**To be done:**
Filter the lines below, copying only those with the string "παρακάτω".

====

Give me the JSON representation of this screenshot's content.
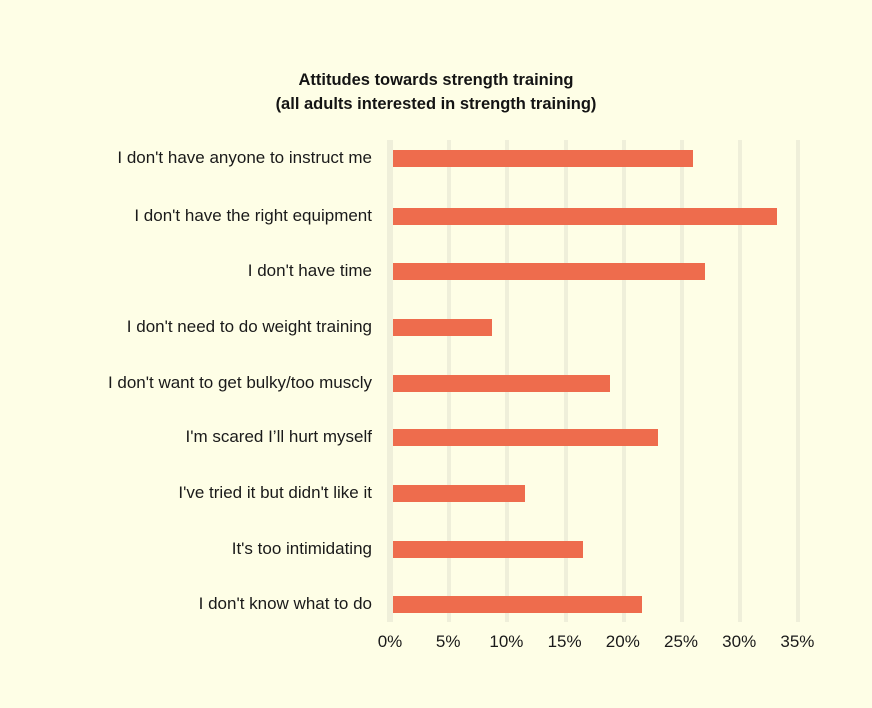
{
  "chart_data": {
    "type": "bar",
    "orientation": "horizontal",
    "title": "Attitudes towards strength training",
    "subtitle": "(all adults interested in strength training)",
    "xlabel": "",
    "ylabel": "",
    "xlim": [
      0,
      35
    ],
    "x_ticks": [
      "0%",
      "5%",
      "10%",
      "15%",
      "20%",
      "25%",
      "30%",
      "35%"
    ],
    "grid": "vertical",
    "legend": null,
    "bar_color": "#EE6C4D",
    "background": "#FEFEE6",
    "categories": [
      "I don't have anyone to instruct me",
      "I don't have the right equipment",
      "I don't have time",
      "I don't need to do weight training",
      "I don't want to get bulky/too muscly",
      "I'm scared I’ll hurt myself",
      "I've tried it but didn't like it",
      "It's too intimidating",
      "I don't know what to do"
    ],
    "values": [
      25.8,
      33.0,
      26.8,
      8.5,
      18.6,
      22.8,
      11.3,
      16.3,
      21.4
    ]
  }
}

====

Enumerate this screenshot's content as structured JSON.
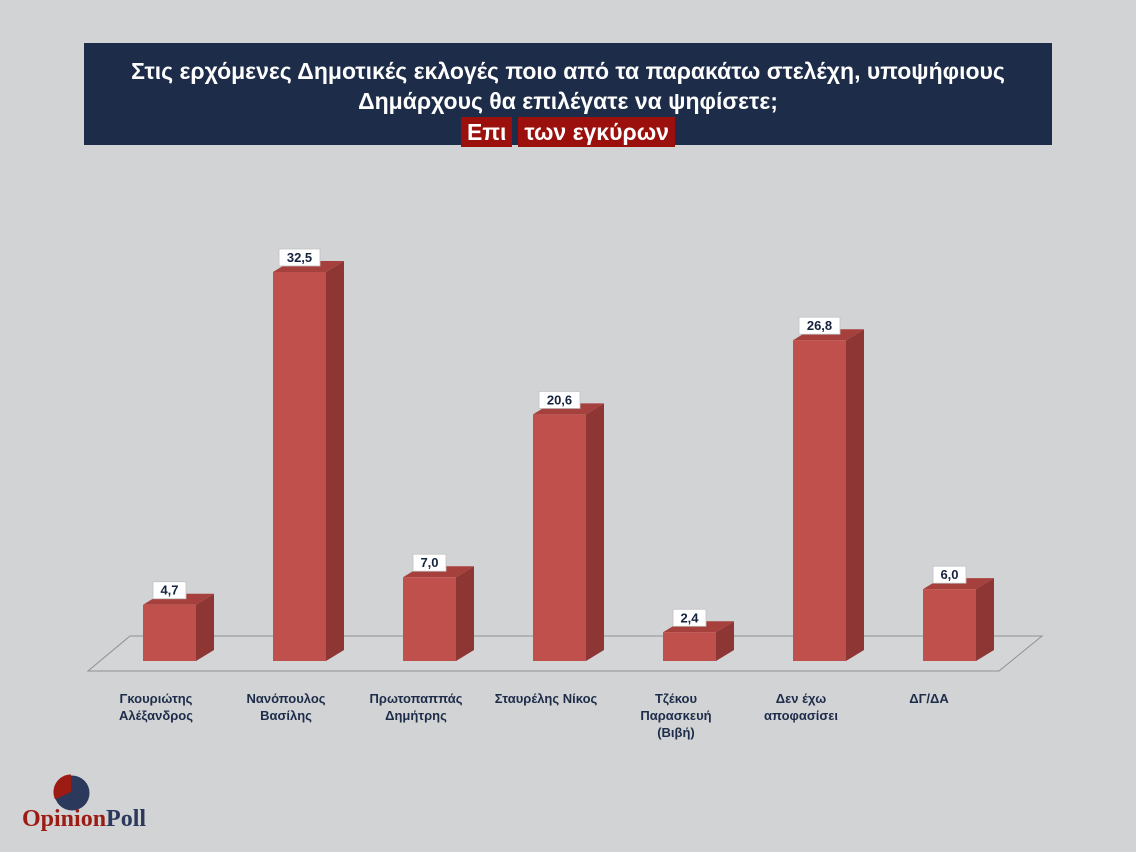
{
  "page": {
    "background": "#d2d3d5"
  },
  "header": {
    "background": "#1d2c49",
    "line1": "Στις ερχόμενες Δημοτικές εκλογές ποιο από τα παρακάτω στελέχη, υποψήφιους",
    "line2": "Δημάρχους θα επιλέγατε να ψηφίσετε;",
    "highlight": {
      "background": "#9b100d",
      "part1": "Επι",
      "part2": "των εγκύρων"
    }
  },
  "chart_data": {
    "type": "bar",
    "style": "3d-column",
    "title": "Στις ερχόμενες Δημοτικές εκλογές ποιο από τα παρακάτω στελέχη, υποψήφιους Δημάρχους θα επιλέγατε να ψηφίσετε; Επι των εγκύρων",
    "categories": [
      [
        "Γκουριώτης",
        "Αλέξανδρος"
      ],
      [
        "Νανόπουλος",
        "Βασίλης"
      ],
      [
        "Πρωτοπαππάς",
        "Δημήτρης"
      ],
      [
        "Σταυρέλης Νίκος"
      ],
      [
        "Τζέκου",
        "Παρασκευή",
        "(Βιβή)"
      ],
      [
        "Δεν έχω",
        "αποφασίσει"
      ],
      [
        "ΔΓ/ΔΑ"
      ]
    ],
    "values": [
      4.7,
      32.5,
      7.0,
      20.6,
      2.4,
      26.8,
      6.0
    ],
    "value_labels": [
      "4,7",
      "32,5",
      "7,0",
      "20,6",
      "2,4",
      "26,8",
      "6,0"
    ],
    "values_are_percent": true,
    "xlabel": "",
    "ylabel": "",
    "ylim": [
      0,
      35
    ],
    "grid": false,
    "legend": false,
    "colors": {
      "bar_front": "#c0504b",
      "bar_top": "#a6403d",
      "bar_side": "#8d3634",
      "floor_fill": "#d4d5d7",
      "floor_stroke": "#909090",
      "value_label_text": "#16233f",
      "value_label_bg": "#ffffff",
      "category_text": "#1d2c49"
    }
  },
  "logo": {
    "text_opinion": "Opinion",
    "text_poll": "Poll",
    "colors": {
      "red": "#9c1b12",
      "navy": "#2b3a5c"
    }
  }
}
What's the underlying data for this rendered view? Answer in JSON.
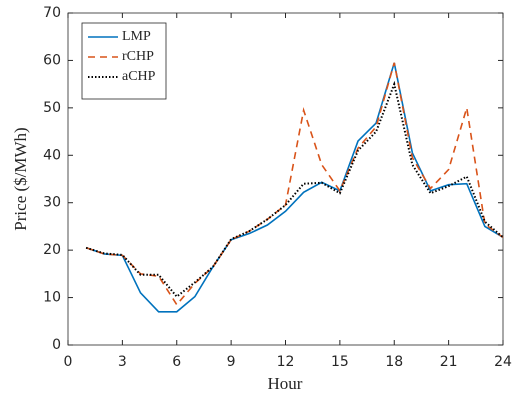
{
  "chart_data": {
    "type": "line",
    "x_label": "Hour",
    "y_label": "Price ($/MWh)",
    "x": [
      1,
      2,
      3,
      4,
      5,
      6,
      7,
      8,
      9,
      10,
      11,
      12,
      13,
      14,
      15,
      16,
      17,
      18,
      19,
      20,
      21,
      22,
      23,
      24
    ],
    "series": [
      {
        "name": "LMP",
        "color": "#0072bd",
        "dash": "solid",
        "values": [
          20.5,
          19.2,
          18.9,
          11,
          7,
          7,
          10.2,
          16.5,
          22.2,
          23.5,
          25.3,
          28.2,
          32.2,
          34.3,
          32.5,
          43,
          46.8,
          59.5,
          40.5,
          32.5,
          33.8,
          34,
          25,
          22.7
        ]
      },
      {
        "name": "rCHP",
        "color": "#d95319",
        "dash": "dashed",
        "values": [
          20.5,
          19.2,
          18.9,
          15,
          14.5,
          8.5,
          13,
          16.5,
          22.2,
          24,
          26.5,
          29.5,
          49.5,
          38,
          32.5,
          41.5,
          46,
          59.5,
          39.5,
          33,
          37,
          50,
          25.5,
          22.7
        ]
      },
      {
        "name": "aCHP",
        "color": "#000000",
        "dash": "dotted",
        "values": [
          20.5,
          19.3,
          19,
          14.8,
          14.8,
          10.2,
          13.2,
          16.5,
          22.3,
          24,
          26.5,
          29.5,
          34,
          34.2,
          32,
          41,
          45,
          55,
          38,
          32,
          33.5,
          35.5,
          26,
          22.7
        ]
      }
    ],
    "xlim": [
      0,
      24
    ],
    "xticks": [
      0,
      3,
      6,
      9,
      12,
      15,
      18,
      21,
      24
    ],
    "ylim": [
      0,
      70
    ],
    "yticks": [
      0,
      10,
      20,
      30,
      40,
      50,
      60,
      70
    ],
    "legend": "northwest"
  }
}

====

**Solution for this task:**
    "line1": "Στις ερχόμενες Δημοτικές εκλογές ποιο από τα παρακάτω στελέχη, υποψήφιους",
    "title": "Στις ερχόμενες Δημοτικές εκλογές ποιο από τα παρακάτω στελέχη, υποψήφιους Δημάρχους θα επιλέγατε να ψηφίσετε; Επι των εγκύρων",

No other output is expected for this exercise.